--- start DATA ENTRIES ---
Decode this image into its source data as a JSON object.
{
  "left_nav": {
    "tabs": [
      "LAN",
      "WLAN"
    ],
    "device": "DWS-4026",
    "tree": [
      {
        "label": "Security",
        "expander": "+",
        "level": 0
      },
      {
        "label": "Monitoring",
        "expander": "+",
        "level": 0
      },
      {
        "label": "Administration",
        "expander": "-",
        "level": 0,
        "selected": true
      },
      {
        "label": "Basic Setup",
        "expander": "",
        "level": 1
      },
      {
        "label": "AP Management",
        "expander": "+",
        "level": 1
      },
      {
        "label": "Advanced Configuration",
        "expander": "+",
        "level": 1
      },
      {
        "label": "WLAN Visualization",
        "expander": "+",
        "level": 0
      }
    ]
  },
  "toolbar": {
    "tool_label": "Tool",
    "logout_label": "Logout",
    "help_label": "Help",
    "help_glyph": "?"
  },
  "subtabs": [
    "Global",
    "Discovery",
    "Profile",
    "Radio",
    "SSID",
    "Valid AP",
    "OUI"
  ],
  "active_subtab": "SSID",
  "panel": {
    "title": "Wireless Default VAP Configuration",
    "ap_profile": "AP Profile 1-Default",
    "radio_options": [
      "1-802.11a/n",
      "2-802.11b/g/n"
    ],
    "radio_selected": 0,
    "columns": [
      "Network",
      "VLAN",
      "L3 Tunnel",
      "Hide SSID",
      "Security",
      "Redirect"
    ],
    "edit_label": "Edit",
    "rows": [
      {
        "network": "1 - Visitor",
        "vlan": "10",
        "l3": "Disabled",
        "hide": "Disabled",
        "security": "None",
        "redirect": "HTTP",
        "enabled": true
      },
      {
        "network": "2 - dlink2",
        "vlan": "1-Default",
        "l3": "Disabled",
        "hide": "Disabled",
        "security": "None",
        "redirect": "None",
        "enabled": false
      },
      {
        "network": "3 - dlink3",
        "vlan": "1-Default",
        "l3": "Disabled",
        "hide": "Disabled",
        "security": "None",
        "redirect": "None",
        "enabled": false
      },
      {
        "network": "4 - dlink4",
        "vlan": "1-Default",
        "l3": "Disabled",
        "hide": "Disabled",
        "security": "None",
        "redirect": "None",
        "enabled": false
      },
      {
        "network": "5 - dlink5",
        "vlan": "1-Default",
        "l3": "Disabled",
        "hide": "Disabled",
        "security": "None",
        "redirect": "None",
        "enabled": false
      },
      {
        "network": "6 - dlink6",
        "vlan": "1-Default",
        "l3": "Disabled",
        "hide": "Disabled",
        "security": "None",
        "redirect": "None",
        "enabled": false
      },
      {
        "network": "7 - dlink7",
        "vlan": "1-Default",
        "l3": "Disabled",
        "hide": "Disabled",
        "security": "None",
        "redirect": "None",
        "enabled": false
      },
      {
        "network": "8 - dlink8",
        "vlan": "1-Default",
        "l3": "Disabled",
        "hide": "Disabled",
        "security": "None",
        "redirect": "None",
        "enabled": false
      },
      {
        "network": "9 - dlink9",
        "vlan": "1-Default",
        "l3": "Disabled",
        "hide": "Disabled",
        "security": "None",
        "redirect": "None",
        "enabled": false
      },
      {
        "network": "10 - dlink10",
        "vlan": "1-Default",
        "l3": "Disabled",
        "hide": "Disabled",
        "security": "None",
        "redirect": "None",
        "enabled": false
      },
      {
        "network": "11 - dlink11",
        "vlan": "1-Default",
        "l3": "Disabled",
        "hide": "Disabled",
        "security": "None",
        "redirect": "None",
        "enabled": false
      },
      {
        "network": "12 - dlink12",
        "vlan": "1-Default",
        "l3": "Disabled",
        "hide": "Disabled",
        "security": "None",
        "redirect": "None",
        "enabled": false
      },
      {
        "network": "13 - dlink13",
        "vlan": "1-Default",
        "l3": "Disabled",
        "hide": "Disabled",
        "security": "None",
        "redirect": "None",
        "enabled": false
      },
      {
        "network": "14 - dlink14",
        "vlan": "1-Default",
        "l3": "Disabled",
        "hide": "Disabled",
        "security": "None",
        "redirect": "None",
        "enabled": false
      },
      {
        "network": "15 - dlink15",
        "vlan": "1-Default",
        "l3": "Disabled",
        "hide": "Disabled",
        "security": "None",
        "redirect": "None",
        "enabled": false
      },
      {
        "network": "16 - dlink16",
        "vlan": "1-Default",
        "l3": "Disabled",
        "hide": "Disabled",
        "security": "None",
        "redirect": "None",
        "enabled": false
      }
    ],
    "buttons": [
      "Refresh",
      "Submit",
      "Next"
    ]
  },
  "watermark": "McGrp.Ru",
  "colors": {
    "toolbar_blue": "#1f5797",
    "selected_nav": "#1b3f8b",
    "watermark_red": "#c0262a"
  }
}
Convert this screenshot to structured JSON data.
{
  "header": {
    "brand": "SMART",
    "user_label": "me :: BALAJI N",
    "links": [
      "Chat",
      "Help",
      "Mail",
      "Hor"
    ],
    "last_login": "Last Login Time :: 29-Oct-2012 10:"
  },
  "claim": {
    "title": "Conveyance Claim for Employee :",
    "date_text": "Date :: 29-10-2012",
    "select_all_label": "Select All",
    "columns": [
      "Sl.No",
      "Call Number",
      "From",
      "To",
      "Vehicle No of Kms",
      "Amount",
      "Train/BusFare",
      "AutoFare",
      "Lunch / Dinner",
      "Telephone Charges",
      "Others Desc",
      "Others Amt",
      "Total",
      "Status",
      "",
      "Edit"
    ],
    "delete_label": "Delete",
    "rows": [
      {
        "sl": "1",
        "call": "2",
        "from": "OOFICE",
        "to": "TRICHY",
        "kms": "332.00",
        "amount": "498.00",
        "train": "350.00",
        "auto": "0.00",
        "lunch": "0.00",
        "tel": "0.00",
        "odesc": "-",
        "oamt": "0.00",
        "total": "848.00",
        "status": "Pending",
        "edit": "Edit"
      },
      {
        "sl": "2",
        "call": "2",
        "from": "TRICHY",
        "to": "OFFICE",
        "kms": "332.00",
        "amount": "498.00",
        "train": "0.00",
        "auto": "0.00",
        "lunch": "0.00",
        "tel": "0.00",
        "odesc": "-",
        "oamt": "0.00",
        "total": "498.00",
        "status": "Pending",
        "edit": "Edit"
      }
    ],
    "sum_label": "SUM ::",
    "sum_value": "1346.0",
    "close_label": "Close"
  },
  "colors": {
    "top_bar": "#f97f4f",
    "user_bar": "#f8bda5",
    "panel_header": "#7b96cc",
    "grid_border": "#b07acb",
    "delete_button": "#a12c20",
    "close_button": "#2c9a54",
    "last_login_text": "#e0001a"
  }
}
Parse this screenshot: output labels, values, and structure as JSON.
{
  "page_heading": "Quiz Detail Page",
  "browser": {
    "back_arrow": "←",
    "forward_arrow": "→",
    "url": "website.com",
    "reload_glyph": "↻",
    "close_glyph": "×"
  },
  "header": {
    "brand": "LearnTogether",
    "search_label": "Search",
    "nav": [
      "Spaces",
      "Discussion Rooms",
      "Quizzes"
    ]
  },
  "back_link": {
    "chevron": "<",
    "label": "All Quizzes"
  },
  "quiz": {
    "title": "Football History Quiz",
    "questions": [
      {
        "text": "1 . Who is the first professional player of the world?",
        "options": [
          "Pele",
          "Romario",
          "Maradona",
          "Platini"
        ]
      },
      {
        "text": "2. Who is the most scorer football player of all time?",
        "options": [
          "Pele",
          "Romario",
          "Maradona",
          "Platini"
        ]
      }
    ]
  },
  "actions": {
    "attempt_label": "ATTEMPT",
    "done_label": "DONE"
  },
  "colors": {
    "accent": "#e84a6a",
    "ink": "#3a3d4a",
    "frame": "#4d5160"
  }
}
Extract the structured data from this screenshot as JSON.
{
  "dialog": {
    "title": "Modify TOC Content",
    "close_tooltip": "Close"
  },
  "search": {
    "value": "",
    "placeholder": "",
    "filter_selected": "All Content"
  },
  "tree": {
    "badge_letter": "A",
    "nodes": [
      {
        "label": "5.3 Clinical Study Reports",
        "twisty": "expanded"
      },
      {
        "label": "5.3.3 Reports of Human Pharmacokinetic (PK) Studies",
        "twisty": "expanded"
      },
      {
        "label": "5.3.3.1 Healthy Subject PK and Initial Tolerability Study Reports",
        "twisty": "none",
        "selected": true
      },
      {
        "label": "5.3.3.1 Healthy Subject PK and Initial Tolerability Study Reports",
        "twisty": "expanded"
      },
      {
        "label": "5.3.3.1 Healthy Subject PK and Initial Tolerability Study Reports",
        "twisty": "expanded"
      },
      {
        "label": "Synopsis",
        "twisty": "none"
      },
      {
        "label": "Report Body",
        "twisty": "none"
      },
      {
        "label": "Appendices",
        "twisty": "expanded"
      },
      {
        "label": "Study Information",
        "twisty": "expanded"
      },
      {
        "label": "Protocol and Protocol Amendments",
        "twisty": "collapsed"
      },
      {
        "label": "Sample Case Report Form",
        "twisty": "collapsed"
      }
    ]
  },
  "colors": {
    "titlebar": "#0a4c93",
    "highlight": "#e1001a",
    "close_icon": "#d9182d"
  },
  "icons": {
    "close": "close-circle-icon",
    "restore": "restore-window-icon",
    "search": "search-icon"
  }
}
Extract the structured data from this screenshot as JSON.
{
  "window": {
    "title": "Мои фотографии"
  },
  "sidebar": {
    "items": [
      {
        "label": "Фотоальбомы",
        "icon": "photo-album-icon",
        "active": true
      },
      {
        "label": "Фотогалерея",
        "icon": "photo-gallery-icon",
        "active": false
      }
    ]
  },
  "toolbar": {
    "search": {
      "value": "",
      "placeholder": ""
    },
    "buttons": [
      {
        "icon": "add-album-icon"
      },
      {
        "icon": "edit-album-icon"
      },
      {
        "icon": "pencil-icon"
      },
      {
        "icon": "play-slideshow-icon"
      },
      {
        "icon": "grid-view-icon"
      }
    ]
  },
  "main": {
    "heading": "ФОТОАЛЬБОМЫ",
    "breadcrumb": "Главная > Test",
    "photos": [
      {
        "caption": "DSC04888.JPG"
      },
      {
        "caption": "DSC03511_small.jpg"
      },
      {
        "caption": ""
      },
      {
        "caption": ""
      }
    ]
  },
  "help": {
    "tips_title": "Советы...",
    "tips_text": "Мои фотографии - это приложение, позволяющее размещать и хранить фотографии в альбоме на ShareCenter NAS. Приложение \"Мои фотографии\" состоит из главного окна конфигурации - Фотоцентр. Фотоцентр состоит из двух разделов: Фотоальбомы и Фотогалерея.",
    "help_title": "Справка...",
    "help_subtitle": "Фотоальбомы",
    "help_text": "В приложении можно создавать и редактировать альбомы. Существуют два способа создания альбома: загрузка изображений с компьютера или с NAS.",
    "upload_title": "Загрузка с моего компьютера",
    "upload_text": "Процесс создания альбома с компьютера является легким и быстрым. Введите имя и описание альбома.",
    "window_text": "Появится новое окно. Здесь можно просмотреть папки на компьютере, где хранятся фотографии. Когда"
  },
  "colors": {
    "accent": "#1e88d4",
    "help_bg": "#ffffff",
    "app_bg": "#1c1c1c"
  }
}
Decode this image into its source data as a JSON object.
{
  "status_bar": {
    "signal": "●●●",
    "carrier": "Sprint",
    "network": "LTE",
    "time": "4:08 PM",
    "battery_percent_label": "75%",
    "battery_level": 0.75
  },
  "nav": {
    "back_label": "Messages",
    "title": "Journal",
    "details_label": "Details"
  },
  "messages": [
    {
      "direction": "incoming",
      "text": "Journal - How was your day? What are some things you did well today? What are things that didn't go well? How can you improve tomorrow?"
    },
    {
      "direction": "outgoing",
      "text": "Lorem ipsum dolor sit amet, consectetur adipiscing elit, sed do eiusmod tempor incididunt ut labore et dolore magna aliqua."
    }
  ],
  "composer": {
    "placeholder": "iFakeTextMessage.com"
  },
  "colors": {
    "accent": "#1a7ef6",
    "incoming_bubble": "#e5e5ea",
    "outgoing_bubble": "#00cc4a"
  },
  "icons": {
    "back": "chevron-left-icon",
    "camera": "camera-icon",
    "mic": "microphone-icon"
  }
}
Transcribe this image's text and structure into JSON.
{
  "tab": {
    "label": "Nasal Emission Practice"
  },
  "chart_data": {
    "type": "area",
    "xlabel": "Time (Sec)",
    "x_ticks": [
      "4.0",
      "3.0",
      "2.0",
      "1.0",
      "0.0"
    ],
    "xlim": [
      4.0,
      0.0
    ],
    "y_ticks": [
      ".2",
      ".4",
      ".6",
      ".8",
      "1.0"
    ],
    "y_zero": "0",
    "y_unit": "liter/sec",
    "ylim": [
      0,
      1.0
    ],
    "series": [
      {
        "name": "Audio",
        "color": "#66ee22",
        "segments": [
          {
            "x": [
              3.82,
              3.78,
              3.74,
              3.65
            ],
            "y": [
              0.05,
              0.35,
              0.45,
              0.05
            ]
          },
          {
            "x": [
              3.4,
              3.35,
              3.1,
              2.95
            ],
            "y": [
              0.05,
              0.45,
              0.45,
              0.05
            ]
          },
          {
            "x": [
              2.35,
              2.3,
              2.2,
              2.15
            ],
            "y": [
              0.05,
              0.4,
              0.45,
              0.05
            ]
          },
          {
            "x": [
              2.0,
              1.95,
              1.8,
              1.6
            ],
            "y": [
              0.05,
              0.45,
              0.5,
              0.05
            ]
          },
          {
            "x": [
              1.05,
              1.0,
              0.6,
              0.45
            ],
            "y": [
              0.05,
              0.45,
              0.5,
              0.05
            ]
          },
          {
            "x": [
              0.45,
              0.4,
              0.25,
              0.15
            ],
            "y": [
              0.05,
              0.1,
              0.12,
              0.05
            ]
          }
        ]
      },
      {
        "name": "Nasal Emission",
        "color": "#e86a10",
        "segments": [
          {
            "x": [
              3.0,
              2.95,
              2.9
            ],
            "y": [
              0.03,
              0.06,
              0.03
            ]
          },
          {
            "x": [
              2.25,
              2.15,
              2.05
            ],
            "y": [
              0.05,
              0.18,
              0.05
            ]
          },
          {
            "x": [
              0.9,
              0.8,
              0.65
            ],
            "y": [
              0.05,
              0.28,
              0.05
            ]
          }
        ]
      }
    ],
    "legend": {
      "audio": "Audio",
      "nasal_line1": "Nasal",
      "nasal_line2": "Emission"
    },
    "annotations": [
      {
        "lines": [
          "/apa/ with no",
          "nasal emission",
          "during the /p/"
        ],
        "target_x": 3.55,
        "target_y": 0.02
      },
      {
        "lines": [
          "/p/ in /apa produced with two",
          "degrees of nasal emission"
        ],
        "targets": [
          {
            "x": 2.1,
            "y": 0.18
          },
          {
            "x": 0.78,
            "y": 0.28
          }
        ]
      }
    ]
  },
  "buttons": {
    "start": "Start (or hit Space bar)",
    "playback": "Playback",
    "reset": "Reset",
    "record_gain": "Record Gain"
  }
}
--- end DATA ENTRIES ---
• [GIVEN EXERCISE]:
Show every line of the records above that contains the word "placeholder".

• [OUTPUT OF THE EXERCISE]:
    "placeholder": "",
      "placeholder": ""
    "placeholder": "iFakeTextMessage.com"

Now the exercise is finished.